◆ **指示 a**:
本文で、警察沙汰にした場合どうなってしまうと述べられているかを答えてください。

◆ **本文**:
____

その後の話「強い男と弱い男」
店を出た面々は、何とか止めなくてはと思い悩んでいました。
常日頃、絶対に警察沙汰にしてはいけないと、じじぃに固く言われていました。
チンピラが暴れたり、もめ事があると、ブーメランの組が面倒を見ていたからです。
もし警察沙汰にしたら、この地で商売ができなくなってしまうというのです。
しかしその面倒見の人間が暴れているのですから、どうしようもありません。
幸いにして、今日の客は関内の一流クラブのホステス、その道の上層部の人に何とか辿りつき、止めてもらえるように頼む事ができました。
暫くして、ブーメランは数名の強面に連れて行かれ、店の前には
じじぃの為の救急車が止まりました。
誰もが助かったと胸を撫で下ろし、終わったと思いました。
数日後、
結局、警察沙汰になりブーメランは逮捕され、
臨月になったP子は、ひとり思い悩んでいました。
これからの事、いや明日の事。
幾ら包んだら良いのか検討もつかない、
結びきりにした白黒の水引を持ったまま…
明日はお通夜。
そうです。
じじぃは、手当ての甲斐もなく、亡くなってしまったのです。
店と従業員を守ろうと、あの小さな体で…。
今では誰ひとりとして、へなちょこと呼ぶ者はいませんでした。
亭主の命の心配はしていたものの、酔った勢いで人を手にかけてしまうとは、
どれほど苦しいか、
想像を絶する辛さでしょう。

____

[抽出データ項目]
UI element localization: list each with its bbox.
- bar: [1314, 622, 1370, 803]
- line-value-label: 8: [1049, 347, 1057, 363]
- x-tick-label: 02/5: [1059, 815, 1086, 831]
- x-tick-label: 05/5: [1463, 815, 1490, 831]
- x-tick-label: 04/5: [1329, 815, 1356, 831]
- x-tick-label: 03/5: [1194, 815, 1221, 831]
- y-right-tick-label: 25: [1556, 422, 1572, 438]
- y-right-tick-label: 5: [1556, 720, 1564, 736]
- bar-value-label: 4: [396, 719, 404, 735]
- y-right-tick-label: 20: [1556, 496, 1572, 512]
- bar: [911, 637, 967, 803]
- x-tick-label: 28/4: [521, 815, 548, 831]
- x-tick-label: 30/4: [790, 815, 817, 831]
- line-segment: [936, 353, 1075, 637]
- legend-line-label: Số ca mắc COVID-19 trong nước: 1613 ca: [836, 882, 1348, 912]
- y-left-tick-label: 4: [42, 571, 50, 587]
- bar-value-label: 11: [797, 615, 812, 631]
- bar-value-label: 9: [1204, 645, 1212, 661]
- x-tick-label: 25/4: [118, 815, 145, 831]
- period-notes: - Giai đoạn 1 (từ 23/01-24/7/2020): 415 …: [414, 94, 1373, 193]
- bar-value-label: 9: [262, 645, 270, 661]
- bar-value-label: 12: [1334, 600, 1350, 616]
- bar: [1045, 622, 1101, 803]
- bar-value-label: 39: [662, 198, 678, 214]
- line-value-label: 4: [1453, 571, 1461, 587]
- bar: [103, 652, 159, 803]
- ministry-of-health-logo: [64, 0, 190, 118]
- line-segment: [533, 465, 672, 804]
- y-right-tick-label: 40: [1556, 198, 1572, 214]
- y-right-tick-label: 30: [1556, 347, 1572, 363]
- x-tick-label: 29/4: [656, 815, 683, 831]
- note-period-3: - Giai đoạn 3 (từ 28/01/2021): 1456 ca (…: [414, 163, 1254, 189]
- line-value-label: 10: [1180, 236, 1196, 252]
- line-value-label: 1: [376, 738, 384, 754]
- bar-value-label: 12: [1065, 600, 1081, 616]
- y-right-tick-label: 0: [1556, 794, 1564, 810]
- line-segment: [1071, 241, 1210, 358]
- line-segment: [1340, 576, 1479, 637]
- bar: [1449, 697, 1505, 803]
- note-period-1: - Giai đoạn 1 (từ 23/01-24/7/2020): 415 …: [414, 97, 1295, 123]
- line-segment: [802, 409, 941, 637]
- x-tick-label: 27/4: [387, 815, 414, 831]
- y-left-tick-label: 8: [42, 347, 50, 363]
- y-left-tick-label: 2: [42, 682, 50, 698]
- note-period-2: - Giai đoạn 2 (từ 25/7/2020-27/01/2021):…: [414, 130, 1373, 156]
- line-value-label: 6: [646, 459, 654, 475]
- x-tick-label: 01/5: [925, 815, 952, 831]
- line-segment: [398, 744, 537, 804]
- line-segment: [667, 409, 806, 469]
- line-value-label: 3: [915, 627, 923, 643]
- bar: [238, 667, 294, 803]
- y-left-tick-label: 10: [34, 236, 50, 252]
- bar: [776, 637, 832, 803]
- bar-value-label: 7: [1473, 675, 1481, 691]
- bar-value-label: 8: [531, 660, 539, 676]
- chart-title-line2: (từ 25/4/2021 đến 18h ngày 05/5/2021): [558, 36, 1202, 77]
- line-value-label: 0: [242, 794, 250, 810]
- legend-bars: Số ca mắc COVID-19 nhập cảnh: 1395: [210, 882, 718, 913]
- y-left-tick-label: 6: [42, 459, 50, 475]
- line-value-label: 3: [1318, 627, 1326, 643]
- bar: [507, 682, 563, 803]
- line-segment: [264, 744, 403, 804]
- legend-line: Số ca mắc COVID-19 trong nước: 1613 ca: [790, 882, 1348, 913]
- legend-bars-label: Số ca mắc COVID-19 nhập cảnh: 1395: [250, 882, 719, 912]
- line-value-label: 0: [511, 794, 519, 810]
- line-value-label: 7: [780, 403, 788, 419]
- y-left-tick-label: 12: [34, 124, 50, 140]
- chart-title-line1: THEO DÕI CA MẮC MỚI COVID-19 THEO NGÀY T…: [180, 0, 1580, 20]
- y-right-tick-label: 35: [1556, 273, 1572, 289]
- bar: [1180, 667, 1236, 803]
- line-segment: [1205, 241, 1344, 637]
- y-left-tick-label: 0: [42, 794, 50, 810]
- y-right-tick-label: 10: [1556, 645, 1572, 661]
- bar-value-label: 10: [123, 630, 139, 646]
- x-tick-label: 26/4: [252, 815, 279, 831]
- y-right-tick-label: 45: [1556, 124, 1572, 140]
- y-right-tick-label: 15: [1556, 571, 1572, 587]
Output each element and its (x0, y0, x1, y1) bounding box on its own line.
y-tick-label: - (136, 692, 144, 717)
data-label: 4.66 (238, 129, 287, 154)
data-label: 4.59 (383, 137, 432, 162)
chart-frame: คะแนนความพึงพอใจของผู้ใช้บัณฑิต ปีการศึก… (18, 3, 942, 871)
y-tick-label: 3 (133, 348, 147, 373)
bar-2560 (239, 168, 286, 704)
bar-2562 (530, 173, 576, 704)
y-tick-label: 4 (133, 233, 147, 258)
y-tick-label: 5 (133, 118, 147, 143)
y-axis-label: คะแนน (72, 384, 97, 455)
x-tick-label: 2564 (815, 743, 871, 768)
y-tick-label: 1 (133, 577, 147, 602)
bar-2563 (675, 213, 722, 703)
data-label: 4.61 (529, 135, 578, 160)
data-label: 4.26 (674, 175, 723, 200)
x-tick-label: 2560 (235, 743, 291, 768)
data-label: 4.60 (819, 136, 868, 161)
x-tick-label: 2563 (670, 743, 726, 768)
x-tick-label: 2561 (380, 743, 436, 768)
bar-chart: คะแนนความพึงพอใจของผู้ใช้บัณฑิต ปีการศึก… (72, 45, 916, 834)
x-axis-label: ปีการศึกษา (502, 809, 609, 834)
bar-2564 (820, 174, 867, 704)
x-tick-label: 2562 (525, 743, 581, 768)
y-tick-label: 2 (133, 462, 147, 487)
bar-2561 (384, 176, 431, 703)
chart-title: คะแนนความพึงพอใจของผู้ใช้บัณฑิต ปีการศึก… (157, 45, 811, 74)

____

◆ **指示 b**:
上の行のうち、「legend」という文字列を含む行をすべて抜き出してください。大文字と小文字は区別します。

◆ **回答 a**:
この地で商売ができなくなってしまう。

◆ **回答 b**:
- legend-line-label: Số ca mắc COVID-19 trong nước: 1613 ca: [836, 882, 1348, 912]
- legend-bars: Số ca mắc COVID-19 nhập cảnh: 1395: [210, 882, 718, 913]
- legend-line: Số ca mắc COVID-19 trong nước: 1613 ca: [790, 882, 1348, 913]
- legend-bars-label: Số ca mắc COVID-19 nhập cảnh: 1395: [250, 882, 719, 912]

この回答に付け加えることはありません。